-- RECORDS FOR THE EXERCISE start --

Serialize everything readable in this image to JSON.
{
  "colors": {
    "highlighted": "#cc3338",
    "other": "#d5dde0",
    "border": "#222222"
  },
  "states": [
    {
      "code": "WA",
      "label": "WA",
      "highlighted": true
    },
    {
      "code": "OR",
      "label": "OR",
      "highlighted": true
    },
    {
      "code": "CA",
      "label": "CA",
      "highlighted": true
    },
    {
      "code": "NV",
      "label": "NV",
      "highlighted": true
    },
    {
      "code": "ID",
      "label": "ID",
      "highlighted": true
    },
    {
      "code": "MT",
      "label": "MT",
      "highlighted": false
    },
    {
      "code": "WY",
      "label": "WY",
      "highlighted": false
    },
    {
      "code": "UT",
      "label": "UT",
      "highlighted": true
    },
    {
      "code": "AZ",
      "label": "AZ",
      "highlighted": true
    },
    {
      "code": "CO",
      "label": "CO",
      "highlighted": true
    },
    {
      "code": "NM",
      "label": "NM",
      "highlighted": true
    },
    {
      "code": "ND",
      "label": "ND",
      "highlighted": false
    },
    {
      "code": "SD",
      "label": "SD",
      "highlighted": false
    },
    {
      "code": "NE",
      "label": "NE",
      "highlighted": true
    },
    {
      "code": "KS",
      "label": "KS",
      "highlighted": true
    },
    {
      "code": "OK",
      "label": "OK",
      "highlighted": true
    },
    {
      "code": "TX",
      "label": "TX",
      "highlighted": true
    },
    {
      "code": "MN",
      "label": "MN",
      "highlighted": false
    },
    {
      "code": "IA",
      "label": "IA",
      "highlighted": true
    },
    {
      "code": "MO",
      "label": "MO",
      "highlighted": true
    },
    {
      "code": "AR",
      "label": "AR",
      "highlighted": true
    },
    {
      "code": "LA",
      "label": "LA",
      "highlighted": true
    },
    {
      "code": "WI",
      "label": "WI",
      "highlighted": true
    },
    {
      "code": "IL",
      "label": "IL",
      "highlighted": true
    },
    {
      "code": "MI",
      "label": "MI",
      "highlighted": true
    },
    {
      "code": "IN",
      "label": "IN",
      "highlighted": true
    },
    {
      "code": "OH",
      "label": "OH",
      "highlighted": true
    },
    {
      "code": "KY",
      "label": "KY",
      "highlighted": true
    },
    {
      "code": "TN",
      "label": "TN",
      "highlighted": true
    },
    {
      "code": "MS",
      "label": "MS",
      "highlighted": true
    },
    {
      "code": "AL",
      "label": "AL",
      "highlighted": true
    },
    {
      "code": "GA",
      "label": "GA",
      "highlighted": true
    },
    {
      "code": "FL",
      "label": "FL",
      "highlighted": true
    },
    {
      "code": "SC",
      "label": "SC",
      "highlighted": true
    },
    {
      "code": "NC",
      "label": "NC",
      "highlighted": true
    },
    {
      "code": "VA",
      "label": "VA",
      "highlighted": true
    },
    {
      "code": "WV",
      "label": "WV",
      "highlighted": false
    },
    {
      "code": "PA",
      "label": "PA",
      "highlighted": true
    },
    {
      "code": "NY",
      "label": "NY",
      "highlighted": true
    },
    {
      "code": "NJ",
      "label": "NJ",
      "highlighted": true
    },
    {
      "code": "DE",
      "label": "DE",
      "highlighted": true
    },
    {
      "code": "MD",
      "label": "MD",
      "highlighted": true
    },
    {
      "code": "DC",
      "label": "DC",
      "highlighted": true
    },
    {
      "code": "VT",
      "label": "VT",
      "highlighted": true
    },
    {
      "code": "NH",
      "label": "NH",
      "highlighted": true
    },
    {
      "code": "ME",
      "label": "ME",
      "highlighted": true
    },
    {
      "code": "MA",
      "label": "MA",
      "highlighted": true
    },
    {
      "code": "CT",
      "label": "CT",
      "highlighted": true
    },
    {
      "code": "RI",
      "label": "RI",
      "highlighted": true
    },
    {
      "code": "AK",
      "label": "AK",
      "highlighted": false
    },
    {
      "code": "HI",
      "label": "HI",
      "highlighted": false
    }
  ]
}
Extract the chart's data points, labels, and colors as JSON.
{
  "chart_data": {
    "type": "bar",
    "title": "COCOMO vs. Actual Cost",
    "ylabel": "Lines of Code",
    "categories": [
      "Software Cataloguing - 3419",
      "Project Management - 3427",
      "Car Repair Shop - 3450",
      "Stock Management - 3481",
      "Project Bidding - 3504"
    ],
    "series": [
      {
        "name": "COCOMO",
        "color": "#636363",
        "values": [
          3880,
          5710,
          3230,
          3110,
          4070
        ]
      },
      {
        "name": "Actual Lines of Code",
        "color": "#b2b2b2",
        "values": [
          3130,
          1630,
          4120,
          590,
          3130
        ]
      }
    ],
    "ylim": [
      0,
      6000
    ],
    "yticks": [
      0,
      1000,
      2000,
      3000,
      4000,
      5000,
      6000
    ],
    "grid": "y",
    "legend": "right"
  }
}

-- RECORDS FOR THE EXERCISE end --

REQUIREMENT:
From the material above, copy each line that includes the word "Lines".

WRITTEN RESPONSE:
    "ylabel": "Lines of Code",
        "name": "Actual Lines of Code",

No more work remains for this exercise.